START

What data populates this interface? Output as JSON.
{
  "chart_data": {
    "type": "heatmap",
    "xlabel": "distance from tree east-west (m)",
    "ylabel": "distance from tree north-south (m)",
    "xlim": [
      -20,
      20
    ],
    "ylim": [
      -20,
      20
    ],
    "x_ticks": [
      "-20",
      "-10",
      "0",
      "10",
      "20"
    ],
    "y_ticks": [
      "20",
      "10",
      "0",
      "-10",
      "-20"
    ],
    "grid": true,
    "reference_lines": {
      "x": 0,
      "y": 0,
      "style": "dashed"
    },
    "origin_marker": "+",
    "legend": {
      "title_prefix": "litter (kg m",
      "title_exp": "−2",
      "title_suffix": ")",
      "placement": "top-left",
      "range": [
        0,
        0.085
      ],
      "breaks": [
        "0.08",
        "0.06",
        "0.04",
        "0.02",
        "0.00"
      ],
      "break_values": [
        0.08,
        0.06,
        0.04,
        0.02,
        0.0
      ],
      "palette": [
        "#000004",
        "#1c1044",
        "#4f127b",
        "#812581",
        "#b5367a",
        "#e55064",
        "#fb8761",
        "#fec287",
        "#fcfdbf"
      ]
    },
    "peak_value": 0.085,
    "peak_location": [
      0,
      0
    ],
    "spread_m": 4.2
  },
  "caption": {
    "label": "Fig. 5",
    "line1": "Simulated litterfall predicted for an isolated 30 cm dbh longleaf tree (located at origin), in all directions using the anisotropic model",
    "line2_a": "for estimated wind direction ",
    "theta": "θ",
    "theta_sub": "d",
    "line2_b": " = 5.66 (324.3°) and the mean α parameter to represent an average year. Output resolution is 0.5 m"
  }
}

END

Your task is to repeat the data exactly; please include every line.

→ **ANSWER FOR THIS EXERCISE**
What data populates this interface? Output as JSON.
{
  "chart_data": {
    "type": "heatmap",
    "xlabel": "distance from tree east-west (m)",
    "ylabel": "distance from tree north-south (m)",
    "xlim": [
      -20,
      20
    ],
    "ylim": [
      -20,
      20
    ],
    "x_ticks": [
      "-20",
      "-10",
      "0",
      "10",
      "20"
    ],
    "y_ticks": [
      "20",
      "10",
      "0",
      "-10",
      "-20"
    ],
    "grid": true,
    "reference_lines": {
      "x": 0,
      "y": 0,
      "style": "dashed"
    },
    "origin_marker": "+",
    "legend": {
      "title_prefix": "litter (kg m",
      "title_exp": "−2",
      "title_suffix": ")",
      "placement": "top-left",
      "range": [
        0,
        0.085
      ],
      "breaks": [
        "0.08",
        "0.06",
        "0.04",
        "0.02",
        "0.00"
      ],
      "break_values": [
        0.08,
        0.06,
        0.04,
        0.02,
        0.0
      ],
      "palette": [
        "#000004",
        "#1c1044",
        "#4f127b",
        "#812581",
        "#b5367a",
        "#e55064",
        "#fb8761",
        "#fec287",
        "#fcfdbf"
      ]
    },
    "peak_value": 0.085,
    "peak_location": [
      0,
      0
    ],
    "spread_m": 4.2
  },
  "caption": {
    "label": "Fig. 5",
    "line1": "Simulated litterfall predicted for an isolated 30 cm dbh longleaf tree (located at origin), in all directions using the anisotropic model",
    "line2_a": "for estimated wind direction ",
    "theta": "θ",
    "theta_sub": "d",
    "line2_b": " = 5.66 (324.3°) and the mean α parameter to represent an average year. Output resolution is 0.5 m"
  }
}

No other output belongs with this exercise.